Work to do
Check each line of the data for "content" and select those that have it.
──────────────────────────────
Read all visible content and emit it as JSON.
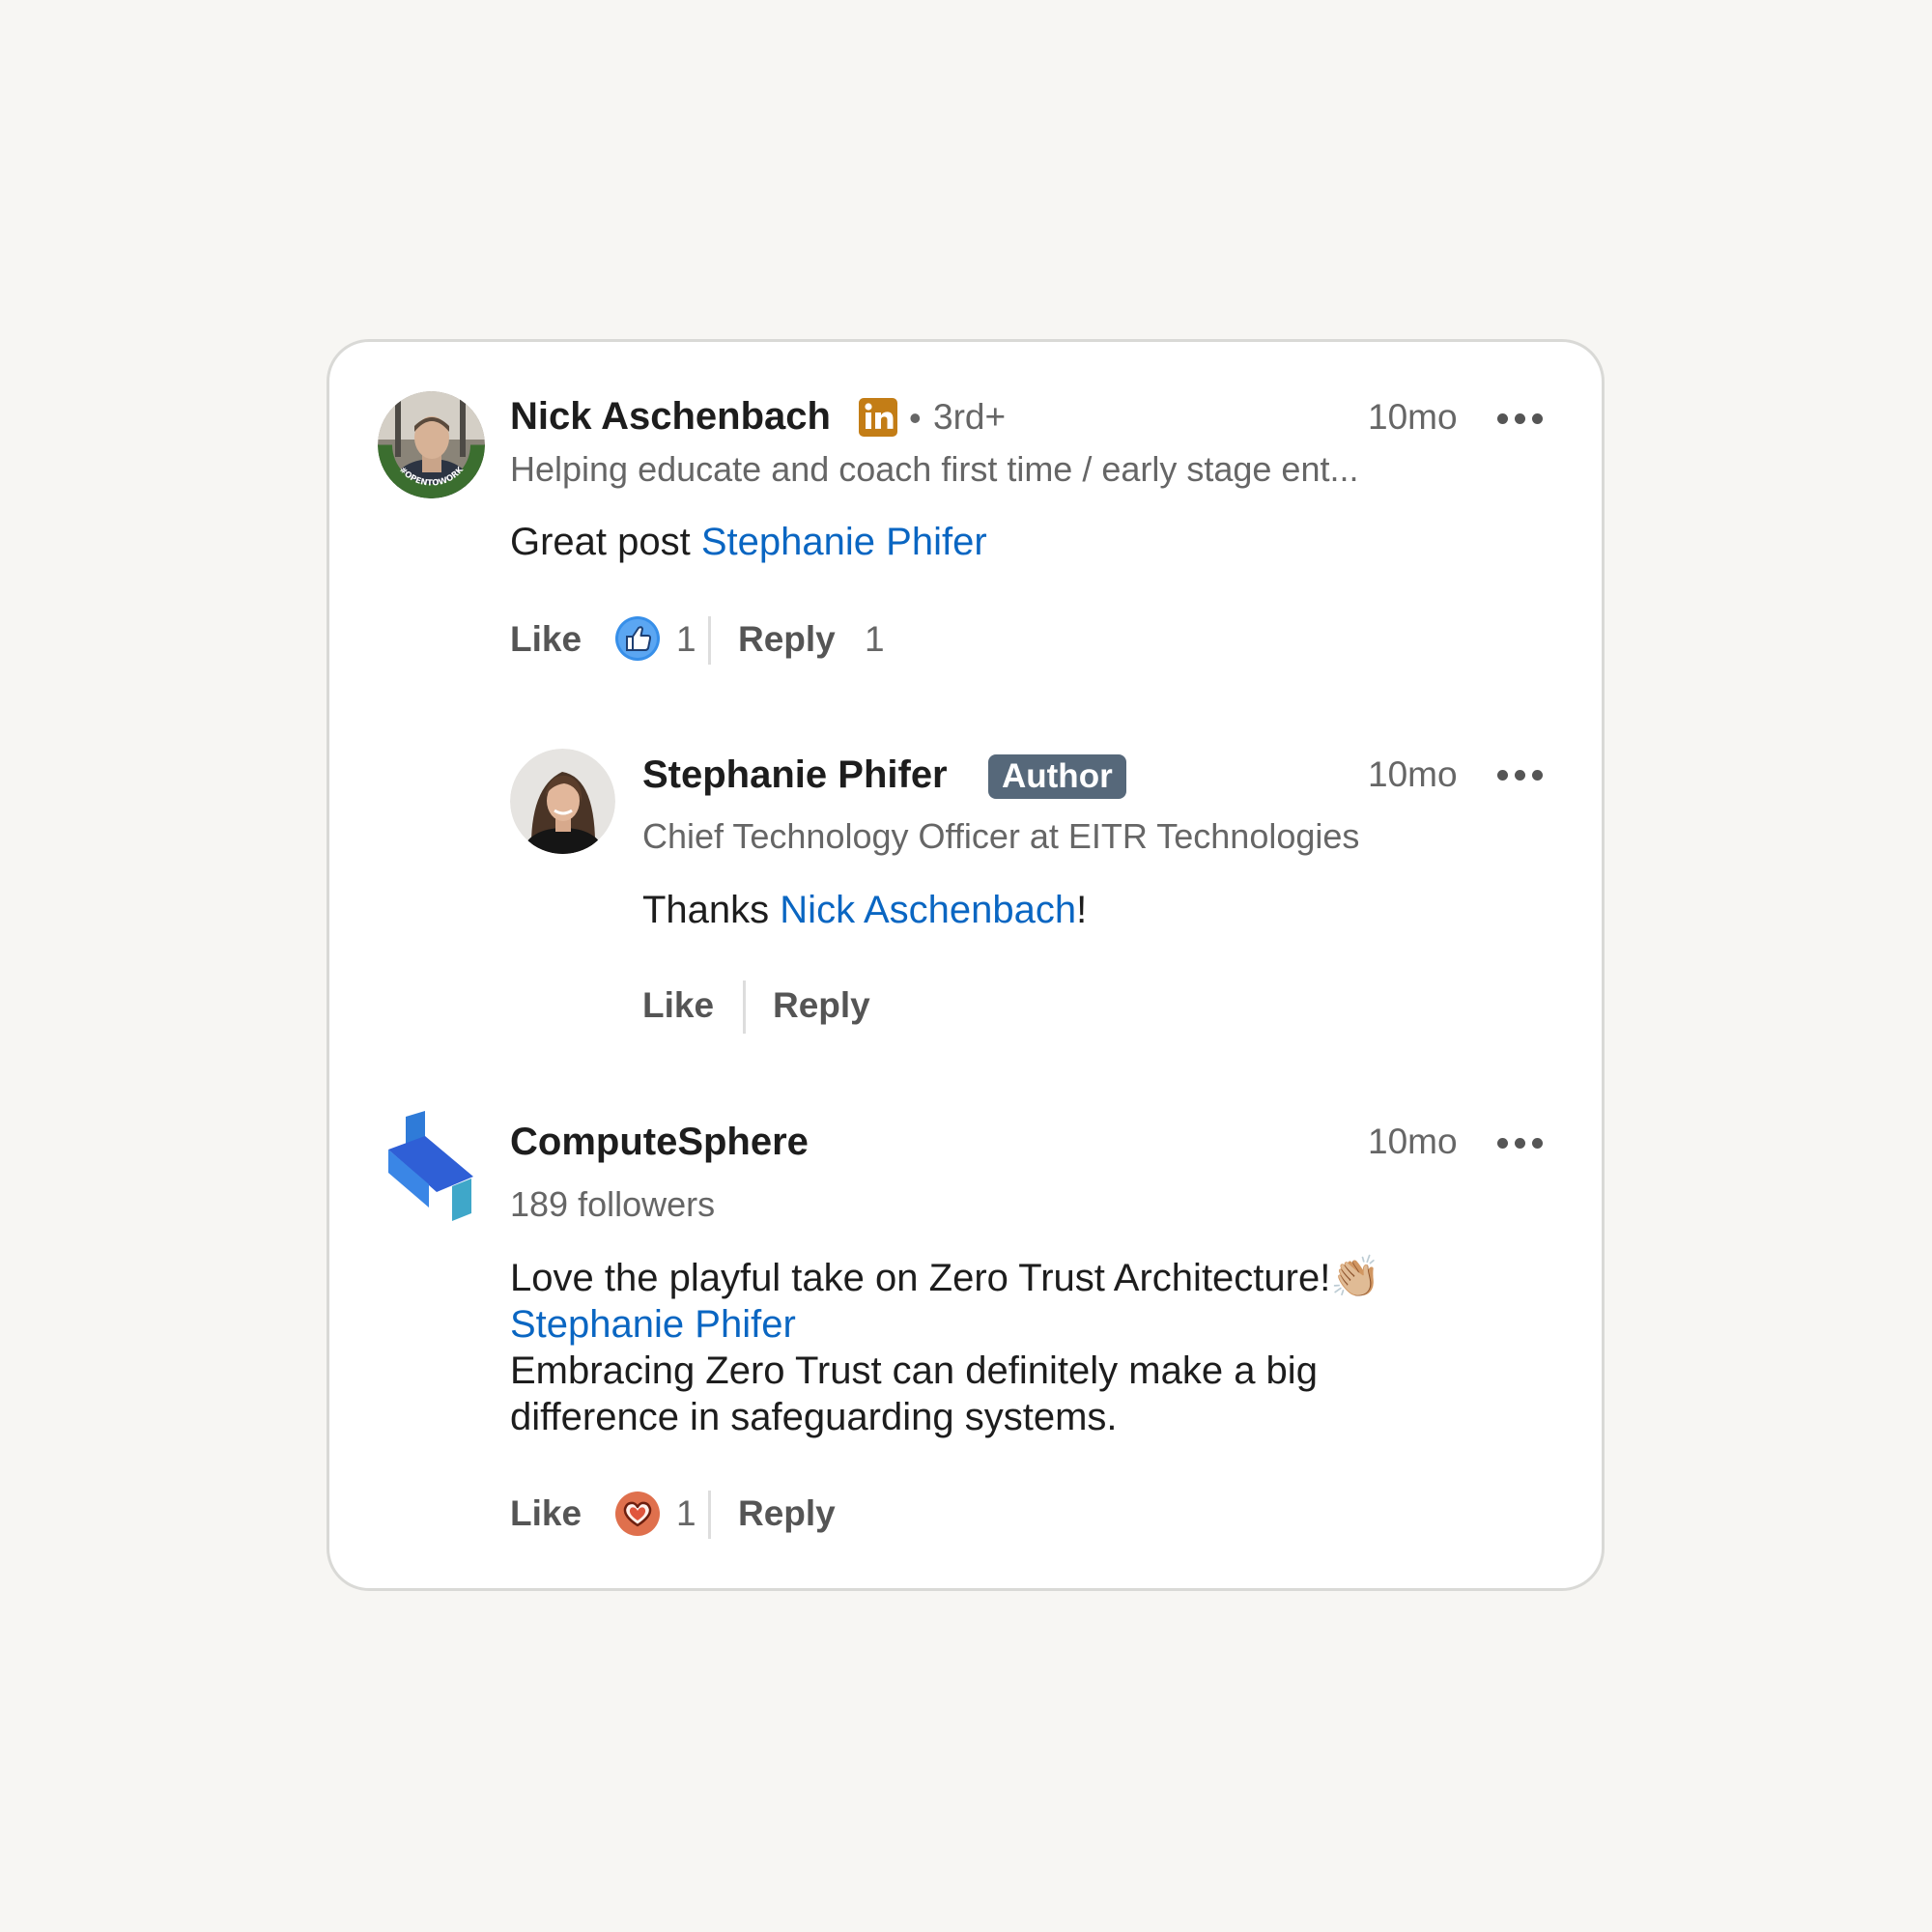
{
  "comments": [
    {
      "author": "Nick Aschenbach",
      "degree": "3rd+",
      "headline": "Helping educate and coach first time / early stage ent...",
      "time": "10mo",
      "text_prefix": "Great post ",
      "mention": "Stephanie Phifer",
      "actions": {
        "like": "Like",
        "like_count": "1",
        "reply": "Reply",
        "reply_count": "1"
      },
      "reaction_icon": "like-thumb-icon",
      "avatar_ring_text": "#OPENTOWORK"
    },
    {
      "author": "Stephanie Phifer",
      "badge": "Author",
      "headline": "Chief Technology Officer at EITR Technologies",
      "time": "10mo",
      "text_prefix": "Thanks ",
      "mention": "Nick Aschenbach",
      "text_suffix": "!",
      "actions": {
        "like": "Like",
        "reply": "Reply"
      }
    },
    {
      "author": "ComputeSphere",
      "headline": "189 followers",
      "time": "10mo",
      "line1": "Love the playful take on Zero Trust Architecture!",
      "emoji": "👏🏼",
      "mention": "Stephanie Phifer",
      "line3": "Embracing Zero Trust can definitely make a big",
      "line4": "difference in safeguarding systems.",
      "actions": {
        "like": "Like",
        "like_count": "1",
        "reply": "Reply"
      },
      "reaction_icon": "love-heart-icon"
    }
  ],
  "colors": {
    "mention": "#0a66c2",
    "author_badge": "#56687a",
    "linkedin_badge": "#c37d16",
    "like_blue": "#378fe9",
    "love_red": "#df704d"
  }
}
──────────────────────────────
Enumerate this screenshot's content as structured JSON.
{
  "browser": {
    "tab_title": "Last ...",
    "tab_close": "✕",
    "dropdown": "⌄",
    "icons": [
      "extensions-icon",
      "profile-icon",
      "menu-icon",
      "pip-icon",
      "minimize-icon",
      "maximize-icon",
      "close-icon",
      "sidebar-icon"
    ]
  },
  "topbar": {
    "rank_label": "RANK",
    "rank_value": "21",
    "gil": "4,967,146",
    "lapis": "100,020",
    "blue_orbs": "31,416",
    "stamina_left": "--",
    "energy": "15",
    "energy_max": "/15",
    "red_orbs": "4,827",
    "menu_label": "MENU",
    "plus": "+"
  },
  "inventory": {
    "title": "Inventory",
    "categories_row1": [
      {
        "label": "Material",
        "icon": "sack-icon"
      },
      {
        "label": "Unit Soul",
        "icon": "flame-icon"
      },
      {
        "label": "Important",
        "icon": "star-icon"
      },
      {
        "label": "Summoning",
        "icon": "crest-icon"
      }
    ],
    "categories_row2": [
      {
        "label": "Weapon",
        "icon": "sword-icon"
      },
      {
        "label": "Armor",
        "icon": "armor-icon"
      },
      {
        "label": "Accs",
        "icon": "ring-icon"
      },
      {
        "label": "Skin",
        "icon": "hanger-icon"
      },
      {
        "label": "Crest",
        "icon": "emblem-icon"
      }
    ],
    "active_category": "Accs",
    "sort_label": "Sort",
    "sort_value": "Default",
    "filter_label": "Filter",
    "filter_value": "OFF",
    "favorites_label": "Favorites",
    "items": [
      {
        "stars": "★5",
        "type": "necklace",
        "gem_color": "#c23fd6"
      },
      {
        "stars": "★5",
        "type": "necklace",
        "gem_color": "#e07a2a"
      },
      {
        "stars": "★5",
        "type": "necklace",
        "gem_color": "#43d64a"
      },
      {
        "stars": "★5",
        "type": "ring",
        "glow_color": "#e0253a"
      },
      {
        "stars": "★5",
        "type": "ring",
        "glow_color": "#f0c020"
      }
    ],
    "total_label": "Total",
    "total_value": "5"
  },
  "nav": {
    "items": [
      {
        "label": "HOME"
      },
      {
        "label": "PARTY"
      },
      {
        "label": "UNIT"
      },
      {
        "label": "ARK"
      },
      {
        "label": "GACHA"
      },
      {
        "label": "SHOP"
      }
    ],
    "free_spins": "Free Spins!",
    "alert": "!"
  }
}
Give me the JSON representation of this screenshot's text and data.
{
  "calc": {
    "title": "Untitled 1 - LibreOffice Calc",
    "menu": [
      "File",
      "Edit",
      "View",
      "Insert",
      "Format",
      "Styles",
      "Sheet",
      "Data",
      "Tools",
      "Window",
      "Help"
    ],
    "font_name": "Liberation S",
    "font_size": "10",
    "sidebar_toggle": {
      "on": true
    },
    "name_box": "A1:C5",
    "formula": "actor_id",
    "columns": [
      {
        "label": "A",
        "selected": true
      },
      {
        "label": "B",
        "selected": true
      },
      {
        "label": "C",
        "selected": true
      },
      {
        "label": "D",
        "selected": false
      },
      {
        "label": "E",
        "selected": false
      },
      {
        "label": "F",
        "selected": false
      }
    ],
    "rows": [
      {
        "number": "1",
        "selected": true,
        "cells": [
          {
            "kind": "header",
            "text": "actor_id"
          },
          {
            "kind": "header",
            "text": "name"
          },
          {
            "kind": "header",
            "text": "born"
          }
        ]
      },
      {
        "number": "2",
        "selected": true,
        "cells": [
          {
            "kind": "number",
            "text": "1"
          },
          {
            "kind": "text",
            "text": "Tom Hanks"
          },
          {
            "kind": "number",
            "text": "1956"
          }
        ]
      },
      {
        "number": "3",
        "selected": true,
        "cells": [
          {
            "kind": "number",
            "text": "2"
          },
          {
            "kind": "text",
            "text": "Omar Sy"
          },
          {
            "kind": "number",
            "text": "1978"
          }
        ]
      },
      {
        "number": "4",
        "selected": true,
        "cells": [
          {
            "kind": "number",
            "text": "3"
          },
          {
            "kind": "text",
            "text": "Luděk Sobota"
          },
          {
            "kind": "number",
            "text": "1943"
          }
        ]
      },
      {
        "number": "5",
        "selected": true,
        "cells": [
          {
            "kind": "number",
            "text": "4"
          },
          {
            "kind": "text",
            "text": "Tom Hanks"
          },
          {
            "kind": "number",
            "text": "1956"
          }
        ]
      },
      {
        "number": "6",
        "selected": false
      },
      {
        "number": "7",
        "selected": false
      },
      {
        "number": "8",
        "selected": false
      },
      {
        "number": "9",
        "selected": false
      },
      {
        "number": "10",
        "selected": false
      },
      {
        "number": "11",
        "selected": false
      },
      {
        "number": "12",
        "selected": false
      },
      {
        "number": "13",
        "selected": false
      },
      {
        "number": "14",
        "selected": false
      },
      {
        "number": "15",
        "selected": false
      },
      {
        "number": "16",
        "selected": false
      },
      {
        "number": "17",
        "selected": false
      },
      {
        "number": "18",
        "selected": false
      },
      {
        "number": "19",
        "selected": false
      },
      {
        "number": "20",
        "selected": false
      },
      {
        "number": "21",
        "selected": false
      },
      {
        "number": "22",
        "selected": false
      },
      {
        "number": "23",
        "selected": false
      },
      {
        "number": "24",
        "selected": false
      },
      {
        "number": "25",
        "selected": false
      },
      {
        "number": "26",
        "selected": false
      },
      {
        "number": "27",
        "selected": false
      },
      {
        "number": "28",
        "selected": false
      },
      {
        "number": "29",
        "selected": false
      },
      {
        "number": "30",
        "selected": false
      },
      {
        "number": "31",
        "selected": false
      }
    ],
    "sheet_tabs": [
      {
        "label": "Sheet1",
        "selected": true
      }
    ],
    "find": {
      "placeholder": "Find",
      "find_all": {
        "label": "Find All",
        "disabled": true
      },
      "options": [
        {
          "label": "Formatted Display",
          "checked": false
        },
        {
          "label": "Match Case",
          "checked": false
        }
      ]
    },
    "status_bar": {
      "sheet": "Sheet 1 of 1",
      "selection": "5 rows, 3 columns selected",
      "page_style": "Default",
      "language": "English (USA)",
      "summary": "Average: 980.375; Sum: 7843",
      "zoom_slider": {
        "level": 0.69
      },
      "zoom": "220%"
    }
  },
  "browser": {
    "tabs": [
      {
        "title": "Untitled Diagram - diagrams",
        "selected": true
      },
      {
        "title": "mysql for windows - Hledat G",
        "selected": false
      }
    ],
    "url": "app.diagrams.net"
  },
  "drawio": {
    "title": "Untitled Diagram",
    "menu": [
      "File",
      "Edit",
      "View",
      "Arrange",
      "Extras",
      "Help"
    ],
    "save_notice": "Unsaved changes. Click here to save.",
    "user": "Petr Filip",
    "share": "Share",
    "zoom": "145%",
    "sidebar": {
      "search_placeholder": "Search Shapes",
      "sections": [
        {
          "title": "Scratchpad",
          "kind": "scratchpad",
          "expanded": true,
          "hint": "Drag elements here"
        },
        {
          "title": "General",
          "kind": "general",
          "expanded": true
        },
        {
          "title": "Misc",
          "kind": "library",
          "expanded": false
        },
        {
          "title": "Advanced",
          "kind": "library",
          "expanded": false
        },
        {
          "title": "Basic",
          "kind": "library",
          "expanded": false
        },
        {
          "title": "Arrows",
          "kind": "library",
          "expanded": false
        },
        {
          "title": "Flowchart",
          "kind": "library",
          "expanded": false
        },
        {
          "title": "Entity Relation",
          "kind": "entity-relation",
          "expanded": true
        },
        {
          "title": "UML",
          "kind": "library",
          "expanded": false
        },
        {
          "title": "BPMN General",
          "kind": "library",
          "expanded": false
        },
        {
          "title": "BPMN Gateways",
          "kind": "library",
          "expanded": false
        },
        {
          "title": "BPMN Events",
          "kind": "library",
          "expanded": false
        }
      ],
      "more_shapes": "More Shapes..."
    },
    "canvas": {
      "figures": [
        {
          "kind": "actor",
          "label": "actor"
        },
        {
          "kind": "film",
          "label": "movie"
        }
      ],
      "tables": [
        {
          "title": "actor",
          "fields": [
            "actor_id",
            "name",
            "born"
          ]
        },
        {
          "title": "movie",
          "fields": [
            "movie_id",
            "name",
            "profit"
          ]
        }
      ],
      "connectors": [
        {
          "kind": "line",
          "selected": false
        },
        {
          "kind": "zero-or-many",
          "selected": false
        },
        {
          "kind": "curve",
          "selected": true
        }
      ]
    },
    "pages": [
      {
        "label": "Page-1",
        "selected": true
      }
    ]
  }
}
──────────────────────────────
Solution
Read all visible content and emit it as JSON.
Enumerate this screenshot's content as structured JSON.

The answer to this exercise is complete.